§ **Dataset records on visual material**:
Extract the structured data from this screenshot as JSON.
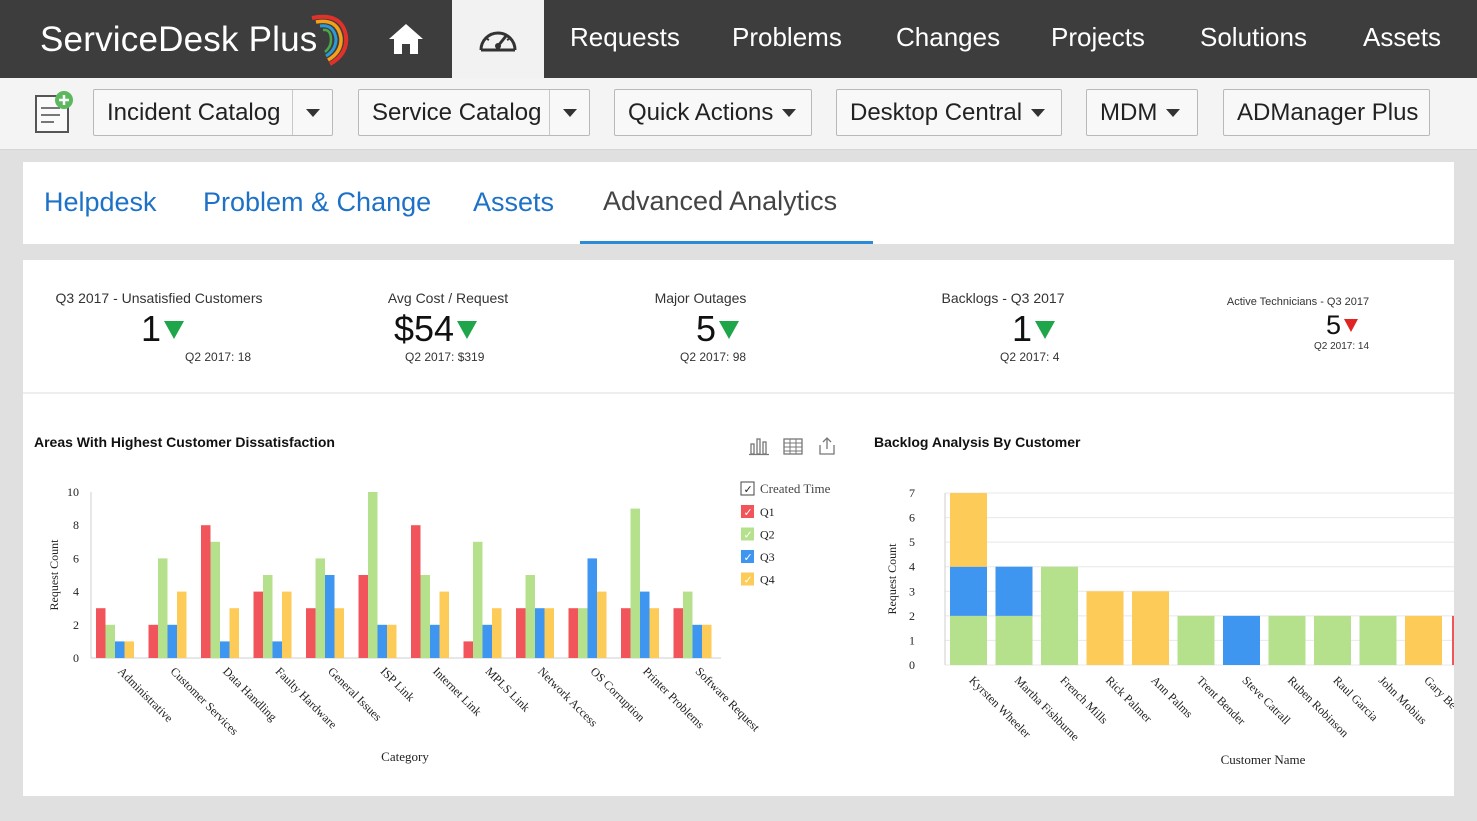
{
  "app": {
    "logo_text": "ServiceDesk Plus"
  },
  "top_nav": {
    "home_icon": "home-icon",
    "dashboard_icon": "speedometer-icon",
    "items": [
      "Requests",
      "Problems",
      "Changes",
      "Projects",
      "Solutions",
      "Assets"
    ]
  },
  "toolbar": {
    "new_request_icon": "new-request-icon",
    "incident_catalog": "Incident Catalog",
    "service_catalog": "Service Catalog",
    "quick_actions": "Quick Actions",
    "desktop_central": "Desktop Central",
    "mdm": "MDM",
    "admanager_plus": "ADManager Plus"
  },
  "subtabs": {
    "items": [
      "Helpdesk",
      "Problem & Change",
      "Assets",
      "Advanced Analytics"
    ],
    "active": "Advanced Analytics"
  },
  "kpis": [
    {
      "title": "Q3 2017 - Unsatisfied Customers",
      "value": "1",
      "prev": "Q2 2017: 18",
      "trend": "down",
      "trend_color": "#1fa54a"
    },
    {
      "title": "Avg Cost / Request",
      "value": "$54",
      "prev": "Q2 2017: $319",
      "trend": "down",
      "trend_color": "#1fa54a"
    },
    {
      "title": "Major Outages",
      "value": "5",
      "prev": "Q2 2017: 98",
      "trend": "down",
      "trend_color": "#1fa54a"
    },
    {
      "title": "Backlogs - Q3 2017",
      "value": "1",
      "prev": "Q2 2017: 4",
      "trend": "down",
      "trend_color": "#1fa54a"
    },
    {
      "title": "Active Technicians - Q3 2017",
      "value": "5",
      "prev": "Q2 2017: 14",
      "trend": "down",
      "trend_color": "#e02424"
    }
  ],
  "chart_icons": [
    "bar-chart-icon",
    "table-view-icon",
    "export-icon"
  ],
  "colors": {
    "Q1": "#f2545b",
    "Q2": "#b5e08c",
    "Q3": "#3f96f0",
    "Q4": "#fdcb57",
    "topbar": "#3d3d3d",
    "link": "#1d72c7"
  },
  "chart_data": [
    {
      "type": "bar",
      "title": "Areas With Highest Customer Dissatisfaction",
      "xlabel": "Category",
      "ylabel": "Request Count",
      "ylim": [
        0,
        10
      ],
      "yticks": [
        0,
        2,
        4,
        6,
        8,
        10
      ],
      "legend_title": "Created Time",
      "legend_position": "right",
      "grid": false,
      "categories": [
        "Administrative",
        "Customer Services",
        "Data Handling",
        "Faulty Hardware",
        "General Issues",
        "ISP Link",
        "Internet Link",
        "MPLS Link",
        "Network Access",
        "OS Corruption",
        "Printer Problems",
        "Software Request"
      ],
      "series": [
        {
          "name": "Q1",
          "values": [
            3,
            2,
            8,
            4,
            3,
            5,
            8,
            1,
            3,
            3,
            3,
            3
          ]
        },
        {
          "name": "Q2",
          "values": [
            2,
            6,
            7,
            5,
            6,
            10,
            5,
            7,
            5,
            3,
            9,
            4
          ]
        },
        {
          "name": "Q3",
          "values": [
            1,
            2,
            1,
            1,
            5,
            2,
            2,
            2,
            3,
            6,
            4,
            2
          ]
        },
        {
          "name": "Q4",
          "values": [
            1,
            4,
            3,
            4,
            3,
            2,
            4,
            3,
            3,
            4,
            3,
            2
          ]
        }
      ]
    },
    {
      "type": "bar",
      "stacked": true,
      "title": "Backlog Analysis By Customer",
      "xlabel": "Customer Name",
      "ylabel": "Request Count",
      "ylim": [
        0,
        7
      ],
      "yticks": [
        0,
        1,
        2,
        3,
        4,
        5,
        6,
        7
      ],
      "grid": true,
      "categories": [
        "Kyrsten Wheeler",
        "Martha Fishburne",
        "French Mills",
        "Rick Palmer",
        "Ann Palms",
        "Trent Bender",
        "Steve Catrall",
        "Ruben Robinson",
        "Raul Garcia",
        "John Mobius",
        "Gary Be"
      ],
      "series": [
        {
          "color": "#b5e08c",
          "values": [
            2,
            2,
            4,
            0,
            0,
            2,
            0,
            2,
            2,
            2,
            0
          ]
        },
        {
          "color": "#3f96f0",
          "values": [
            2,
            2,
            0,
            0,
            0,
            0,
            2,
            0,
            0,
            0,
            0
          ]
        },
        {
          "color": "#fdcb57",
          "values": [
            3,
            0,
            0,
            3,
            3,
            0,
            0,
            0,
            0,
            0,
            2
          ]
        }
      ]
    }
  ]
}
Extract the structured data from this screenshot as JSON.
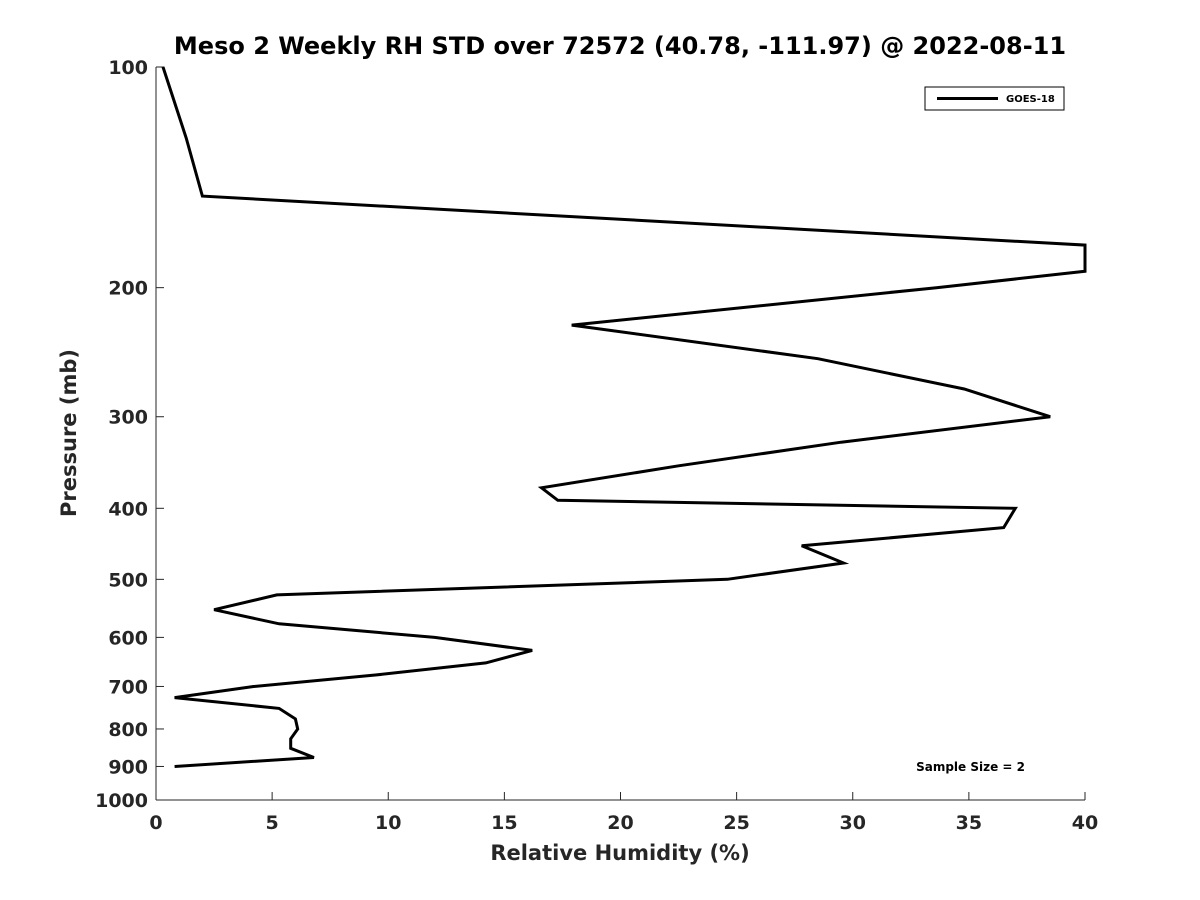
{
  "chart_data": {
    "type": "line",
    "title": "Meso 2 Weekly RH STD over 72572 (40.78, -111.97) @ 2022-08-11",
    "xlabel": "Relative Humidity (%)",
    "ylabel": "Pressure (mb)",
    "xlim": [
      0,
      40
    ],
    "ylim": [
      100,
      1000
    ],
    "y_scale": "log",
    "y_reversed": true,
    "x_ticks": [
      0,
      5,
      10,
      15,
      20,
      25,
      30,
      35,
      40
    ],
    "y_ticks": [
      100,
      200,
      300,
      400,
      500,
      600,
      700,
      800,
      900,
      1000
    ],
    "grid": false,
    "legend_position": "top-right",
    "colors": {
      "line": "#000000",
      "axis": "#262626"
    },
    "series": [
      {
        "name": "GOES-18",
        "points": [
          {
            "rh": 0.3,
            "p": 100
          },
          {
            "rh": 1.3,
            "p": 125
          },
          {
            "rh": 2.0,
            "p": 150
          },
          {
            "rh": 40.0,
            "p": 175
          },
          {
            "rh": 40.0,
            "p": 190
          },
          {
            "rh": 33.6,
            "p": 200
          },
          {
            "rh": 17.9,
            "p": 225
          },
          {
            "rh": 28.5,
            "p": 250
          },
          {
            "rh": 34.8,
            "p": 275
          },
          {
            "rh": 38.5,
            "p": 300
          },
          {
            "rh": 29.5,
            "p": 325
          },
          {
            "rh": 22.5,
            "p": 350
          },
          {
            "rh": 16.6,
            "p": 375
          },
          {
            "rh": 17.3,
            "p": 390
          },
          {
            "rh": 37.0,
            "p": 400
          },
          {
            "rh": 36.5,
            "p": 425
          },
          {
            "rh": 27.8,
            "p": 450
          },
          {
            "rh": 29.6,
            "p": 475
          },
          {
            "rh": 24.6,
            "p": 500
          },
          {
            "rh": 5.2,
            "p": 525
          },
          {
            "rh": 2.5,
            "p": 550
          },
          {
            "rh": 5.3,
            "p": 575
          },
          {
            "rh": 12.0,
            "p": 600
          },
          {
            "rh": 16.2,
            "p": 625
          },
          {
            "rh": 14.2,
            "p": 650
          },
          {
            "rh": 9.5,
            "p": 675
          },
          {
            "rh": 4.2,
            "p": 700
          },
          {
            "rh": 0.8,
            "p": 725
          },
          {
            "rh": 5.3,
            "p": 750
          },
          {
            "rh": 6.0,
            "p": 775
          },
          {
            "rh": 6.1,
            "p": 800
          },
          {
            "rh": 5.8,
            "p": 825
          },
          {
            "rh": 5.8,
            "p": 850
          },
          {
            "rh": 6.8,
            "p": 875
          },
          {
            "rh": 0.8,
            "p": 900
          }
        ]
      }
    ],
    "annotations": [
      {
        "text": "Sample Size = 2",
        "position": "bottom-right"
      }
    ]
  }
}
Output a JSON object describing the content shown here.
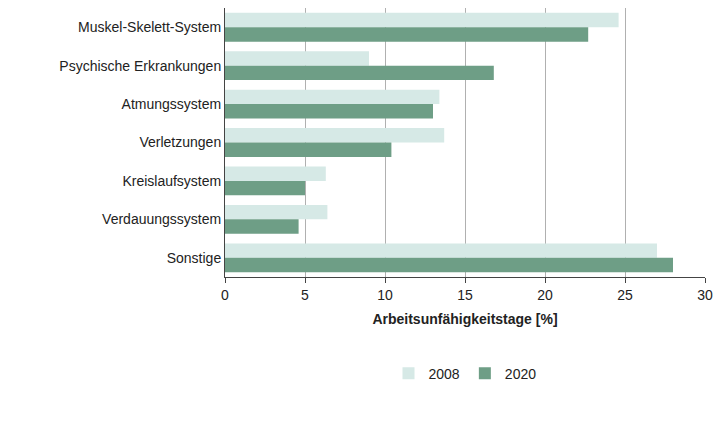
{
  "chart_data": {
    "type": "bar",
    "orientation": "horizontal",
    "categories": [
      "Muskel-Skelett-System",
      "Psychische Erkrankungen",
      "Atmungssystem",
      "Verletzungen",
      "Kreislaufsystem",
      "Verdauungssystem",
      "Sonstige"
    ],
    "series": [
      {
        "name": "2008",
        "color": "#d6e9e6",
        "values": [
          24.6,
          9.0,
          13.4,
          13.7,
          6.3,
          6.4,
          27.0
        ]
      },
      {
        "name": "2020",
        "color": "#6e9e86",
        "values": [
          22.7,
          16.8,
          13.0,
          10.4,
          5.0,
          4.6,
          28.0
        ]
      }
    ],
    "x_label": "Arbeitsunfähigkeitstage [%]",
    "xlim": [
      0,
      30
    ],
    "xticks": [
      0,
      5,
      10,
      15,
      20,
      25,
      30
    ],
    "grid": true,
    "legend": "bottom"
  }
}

§ **Objective**: Write out word for word every line from the line with "Output a JSON" through the final line of the records, both included, skipping the pictures.

§ **Written answer**:
Output a JSON object describing the content shown here.
{
  "chart_data": {
    "type": "bar",
    "orientation": "horizontal",
    "categories": [
      "Muskel-Skelett-System",
      "Psychische Erkrankungen",
      "Atmungssystem",
      "Verletzungen",
      "Kreislaufsystem",
      "Verdauungssystem",
      "Sonstige"
    ],
    "series": [
      {
        "name": "2008",
        "color": "#d6e9e6",
        "values": [
          24.6,
          9.0,
          13.4,
          13.7,
          6.3,
          6.4,
          27.0
        ]
      },
      {
        "name": "2020",
        "color": "#6e9e86",
        "values": [
          22.7,
          16.8,
          13.0,
          10.4,
          5.0,
          4.6,
          28.0
        ]
      }
    ],
    "x_label": "Arbeitsunfähigkeitstage [%]",
    "xlim": [
      0,
      30
    ],
    "xticks": [
      0,
      5,
      10,
      15,
      20,
      25,
      30
    ],
    "grid": true,
    "legend": "bottom"
  }
}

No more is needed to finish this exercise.